- TASK TO COMPLETE
From the listing, collect all lines containing the word "ylabel".
==========
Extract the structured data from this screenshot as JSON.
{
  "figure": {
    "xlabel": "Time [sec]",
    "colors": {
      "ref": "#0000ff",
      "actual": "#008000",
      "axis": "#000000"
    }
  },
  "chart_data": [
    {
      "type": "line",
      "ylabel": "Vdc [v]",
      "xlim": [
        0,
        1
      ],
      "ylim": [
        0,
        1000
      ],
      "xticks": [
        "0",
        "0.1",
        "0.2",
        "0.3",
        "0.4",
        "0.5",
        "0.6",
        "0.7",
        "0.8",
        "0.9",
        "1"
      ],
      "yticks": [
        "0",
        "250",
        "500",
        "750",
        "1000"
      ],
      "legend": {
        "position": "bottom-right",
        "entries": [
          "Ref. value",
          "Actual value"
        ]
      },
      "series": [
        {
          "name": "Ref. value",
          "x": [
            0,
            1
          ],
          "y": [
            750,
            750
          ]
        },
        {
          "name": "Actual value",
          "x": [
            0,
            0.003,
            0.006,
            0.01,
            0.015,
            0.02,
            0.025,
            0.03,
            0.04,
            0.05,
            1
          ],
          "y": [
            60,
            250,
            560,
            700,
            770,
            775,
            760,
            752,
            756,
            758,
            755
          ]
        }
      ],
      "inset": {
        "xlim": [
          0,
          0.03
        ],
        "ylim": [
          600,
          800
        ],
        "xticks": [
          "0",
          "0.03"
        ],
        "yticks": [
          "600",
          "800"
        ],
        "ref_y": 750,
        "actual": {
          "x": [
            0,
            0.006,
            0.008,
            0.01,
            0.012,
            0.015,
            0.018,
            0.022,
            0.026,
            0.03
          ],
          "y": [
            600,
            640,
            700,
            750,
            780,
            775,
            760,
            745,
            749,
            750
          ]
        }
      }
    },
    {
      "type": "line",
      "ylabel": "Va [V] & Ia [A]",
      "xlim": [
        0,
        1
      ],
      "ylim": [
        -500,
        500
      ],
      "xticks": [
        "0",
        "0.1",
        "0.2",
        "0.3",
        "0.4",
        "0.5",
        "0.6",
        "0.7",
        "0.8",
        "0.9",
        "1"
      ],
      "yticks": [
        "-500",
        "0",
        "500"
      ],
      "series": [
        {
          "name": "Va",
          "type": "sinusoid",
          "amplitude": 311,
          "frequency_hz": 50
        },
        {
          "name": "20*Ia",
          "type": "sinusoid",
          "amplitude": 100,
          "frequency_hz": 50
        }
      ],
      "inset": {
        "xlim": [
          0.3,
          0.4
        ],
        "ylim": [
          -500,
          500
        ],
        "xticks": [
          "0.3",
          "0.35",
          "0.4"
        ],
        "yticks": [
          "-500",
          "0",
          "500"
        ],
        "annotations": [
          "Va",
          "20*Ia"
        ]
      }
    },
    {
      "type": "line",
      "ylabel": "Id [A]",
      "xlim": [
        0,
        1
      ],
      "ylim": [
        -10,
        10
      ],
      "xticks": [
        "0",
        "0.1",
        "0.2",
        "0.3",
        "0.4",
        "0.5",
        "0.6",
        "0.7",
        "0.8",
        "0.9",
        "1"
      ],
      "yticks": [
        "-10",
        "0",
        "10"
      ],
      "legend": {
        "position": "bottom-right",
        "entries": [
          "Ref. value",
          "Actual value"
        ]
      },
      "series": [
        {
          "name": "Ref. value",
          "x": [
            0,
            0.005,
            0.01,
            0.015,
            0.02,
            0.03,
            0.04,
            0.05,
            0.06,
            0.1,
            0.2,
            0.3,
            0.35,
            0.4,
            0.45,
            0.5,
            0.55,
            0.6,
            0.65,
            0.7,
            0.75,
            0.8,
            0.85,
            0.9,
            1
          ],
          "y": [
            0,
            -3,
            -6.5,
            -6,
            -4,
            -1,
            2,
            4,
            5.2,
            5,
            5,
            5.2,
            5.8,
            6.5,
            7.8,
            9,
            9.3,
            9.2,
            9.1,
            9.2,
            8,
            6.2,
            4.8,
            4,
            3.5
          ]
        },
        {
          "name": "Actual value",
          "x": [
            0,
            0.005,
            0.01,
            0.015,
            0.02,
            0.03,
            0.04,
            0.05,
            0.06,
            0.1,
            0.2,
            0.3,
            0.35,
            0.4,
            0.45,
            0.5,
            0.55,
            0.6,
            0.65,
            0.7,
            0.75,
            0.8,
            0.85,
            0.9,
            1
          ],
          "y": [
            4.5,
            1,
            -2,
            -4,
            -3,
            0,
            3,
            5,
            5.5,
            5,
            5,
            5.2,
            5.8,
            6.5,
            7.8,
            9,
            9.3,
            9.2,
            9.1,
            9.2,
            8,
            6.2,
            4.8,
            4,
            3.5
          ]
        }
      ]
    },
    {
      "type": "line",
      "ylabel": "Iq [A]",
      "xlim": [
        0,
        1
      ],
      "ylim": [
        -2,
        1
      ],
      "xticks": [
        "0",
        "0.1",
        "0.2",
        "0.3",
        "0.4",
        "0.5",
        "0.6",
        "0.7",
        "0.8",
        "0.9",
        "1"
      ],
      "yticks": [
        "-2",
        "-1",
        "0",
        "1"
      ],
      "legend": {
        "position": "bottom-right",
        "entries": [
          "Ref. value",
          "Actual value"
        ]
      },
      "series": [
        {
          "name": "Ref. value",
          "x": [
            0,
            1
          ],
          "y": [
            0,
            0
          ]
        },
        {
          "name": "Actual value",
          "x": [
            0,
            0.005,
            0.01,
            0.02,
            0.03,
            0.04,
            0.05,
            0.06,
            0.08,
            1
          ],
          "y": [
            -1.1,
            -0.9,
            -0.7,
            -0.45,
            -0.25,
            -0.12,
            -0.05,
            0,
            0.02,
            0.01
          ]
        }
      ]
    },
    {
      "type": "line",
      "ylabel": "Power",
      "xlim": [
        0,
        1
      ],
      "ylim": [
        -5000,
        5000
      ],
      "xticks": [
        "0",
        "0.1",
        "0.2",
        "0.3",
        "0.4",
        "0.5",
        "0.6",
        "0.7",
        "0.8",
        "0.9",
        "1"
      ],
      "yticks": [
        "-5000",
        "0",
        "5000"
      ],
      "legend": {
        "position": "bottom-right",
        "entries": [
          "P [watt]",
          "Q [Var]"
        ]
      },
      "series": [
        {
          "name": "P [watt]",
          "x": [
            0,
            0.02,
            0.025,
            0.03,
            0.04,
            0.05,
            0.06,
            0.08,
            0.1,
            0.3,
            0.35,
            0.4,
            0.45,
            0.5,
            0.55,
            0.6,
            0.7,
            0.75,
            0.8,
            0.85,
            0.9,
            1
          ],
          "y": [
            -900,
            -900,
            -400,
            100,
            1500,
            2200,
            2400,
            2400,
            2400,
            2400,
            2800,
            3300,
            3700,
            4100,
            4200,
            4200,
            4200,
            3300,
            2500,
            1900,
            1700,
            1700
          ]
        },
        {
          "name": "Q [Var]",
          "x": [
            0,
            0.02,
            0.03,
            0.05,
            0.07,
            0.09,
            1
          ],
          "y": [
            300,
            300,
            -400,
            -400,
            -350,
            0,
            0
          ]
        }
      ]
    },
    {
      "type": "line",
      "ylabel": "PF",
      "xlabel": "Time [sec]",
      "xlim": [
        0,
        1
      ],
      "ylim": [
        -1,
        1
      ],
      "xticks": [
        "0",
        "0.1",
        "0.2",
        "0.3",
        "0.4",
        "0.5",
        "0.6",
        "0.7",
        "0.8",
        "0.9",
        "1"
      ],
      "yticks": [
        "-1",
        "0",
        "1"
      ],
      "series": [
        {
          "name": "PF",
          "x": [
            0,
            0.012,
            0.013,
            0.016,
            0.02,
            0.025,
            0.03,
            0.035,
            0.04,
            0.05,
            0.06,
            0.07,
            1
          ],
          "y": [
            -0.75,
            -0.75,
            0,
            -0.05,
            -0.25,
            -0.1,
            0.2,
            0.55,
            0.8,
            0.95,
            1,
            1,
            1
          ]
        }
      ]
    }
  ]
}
==========
- WRITTEN ANSWER
      "ylabel": "Vdc [v]",
      "ylabel": "Va [V] & Ia [A]",
      "ylabel": "Id [A]",
      "ylabel": "Iq [A]",
      "ylabel": "Power",
      "ylabel": "PF",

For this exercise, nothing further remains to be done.